- Dataset records
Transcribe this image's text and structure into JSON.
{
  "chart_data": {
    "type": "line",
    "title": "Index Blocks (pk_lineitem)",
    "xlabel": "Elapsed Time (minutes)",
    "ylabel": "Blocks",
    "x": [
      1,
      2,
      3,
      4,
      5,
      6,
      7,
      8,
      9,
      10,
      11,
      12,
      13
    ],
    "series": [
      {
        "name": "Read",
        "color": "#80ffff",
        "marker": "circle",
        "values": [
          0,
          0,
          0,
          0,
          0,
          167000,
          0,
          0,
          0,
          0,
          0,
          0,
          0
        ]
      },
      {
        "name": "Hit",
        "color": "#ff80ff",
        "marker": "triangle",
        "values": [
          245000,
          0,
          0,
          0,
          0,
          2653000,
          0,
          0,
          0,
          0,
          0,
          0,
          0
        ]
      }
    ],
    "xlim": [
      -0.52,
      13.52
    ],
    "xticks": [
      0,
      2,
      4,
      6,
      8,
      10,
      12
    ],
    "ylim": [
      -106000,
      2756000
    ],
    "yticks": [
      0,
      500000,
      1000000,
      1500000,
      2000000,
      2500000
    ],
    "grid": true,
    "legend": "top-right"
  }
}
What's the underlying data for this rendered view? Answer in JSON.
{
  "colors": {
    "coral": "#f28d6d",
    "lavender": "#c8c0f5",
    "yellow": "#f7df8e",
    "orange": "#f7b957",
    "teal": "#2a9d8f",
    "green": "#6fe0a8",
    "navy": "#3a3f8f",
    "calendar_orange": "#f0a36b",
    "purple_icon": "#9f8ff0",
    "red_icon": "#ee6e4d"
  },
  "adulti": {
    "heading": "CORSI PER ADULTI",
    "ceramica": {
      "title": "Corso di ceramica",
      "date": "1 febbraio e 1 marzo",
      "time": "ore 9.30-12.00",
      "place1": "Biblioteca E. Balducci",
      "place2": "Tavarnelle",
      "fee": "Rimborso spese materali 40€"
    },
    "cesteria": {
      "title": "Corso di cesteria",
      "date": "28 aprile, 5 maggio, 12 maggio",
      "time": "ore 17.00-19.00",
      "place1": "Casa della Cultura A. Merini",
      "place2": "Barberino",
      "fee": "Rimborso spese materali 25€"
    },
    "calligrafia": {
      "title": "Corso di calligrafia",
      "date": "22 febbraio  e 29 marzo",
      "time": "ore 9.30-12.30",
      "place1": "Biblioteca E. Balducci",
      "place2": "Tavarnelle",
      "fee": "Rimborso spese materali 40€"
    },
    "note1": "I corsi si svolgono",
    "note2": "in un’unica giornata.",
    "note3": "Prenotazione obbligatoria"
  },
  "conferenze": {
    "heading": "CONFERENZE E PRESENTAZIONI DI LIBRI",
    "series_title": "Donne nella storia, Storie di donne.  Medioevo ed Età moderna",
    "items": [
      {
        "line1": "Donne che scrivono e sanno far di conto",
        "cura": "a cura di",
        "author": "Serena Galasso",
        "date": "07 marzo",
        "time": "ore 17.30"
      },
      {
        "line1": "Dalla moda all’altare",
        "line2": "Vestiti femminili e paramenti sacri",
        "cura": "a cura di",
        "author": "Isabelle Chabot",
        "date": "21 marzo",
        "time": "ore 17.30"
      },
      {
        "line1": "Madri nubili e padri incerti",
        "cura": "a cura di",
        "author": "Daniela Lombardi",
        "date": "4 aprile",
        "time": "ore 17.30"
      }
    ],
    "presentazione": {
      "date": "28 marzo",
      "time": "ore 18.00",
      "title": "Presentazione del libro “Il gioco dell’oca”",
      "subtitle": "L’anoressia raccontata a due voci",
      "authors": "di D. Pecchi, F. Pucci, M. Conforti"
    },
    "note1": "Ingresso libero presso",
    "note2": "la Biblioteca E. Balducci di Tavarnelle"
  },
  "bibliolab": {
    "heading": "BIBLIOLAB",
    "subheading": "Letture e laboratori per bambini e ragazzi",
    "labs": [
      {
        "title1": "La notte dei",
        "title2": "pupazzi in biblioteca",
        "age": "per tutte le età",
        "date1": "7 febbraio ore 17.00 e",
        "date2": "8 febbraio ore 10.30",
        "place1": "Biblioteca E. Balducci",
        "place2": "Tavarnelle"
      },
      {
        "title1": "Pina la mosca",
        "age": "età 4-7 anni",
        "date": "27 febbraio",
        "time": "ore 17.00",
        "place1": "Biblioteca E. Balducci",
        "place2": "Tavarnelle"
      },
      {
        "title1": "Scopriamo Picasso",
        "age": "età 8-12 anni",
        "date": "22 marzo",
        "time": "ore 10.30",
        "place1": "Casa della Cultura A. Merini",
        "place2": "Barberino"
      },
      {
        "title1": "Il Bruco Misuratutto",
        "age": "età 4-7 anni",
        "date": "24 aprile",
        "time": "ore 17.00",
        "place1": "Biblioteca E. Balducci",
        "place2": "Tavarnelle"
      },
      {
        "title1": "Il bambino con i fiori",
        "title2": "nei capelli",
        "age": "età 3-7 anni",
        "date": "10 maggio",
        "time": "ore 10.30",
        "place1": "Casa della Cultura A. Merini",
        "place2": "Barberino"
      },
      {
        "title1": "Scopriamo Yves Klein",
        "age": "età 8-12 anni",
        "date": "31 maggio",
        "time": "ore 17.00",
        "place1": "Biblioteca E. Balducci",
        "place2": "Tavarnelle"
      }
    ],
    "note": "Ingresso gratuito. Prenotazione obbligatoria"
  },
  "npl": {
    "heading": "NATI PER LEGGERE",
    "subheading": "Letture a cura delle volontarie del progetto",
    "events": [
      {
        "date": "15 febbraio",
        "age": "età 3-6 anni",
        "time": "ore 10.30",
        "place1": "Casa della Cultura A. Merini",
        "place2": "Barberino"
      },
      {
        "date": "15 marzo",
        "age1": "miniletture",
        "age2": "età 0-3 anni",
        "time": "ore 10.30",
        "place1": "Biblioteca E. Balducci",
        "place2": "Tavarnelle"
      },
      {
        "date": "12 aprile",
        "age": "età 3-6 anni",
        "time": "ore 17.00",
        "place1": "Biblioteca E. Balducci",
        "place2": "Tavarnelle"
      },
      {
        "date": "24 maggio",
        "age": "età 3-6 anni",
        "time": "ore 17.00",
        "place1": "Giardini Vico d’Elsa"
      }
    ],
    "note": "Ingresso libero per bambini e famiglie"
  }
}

- Short task
Filter for "aprile". Return all lines that hold it.

- Problem solution
      "date": "28 aprile, 5 maggio, 12 maggio",
        "date": "4 aprile",
        "date": "24 aprile",
        "date": "12 aprile",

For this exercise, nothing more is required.